TO DO
Filter the records below down to lines containing "name".

══ INFORMATION SUPPLIED ══

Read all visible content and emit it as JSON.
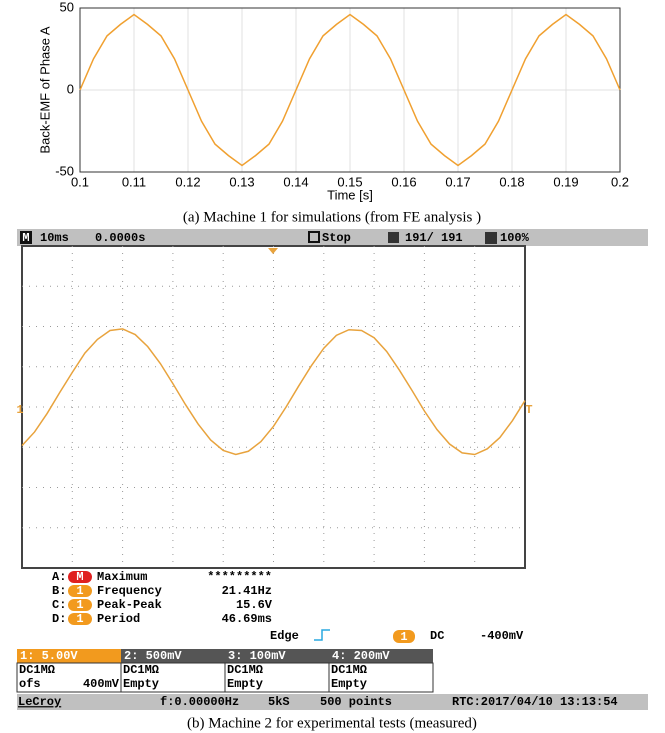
{
  "chart_data": [
    {
      "type": "line",
      "ylabel": "Back-EMF of Phase A",
      "xlabel": "Time [s]",
      "color": "#f0a030",
      "grid": true,
      "xlim": [
        0.1,
        0.2
      ],
      "ylim": [
        -50,
        50
      ],
      "xticks": [
        0.1,
        0.11,
        0.12,
        0.13,
        0.14,
        0.15,
        0.16,
        0.17,
        0.18,
        0.19,
        0.2
      ],
      "yticks": [
        -50,
        0,
        50
      ],
      "x": [
        0.1,
        0.1025,
        0.105,
        0.1075,
        0.11,
        0.1125,
        0.115,
        0.1175,
        0.12,
        0.1225,
        0.125,
        0.1275,
        0.13,
        0.1325,
        0.135,
        0.1375,
        0.14,
        0.1425,
        0.145,
        0.1475,
        0.15,
        0.1525,
        0.155,
        0.1575,
        0.16,
        0.1625,
        0.165,
        0.1675,
        0.17,
        0.1725,
        0.175,
        0.1775,
        0.18,
        0.1825,
        0.185,
        0.1875,
        0.19,
        0.1925,
        0.195,
        0.1975,
        0.2
      ],
      "values": [
        0,
        19,
        33,
        40,
        46,
        40,
        33,
        19,
        0,
        -19,
        -33,
        -40,
        -46,
        -40,
        -33,
        -19,
        0,
        19,
        33,
        40,
        46,
        40,
        33,
        19,
        0,
        -19,
        -33,
        -40,
        -46,
        -40,
        -33,
        -19,
        0,
        19,
        33,
        40,
        46,
        40,
        33,
        19,
        0
      ]
    },
    {
      "type": "line",
      "color": "#e8a33d",
      "xlim": [
        0,
        100
      ],
      "ylim": [
        -20,
        20
      ],
      "x": [
        0,
        2.5,
        5,
        7.5,
        10,
        12.5,
        15,
        17.5,
        20,
        22.5,
        25,
        27.5,
        30,
        32.5,
        35,
        37.5,
        40,
        42.5,
        45,
        47.5,
        50,
        52.5,
        55,
        57.5,
        60,
        62.5,
        65,
        67.5,
        70,
        72.5,
        75,
        77.5,
        80,
        82.5,
        85,
        87.5,
        90,
        92.5,
        95,
        97.5,
        100
      ],
      "values": [
        -4.8,
        -3.1,
        -0.8,
        1.8,
        4.3,
        6.7,
        8.4,
        9.5,
        9.7,
        9.0,
        7.5,
        5.4,
        2.9,
        0.3,
        -2.1,
        -4.1,
        -5.4,
        -5.9,
        -5.5,
        -4.3,
        -2.4,
        0.0,
        2.6,
        5.1,
        7.3,
        8.9,
        9.6,
        9.5,
        8.6,
        6.9,
        4.6,
        2.1,
        -0.5,
        -2.8,
        -4.6,
        -5.7,
        -5.9,
        -5.2,
        -3.8,
        -1.7,
        0.8
      ]
    }
  ],
  "captions": [
    "(a)    Machine 1 for simulations (from FE analysis )",
    "(b)    Machine 2 for experimental tests (measured)"
  ],
  "scope": {
    "top": {
      "mode": "M",
      "timebase": "10ms",
      "delay": "0.0000s",
      "state": "Stop",
      "count": "191/ 191",
      "zoom": "100%"
    },
    "marker": "1",
    "trig_marker": "T",
    "measures": [
      {
        "slot": "A:",
        "src": "M",
        "name": "Maximum",
        "value": "*********"
      },
      {
        "slot": "B:",
        "src": "1",
        "name": "Frequency",
        "value": "21.41Hz"
      },
      {
        "slot": "C:",
        "src": "1",
        "name": "Peak-Peak",
        "value": "15.6V"
      },
      {
        "slot": "D:",
        "src": "1",
        "name": "Period",
        "value": "46.69ms"
      }
    ],
    "trigger": {
      "kind": "Edge",
      "src": "1",
      "coupling": "DC",
      "level": "-400mV"
    },
    "channels": [
      {
        "head": "1: 5.00V",
        "coupling": "DC1MΩ",
        "ofs": "ofs",
        "ofs_value": "400mV"
      },
      {
        "head": "2: 500mV",
        "coupling": "DC1MΩ",
        "state": "Empty"
      },
      {
        "head": "3: 100mV",
        "coupling": "DC1MΩ",
        "state": "Empty"
      },
      {
        "head": "4: 200mV",
        "coupling": "DC1MΩ",
        "state": "Empty"
      }
    ],
    "bottom": {
      "brand": "LeCroy",
      "freq": "f:0.00000Hz",
      "rate": "5kS",
      "points": "500 points",
      "rtc": "RTC:2017/04/10 13:13:54"
    }
  }
}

═══

SOLUTION FOR THIS PROBLEM
        "name": "Maximum",
        "name": "Frequency",
        "name": "Peak-Peak",
        "name": "Period",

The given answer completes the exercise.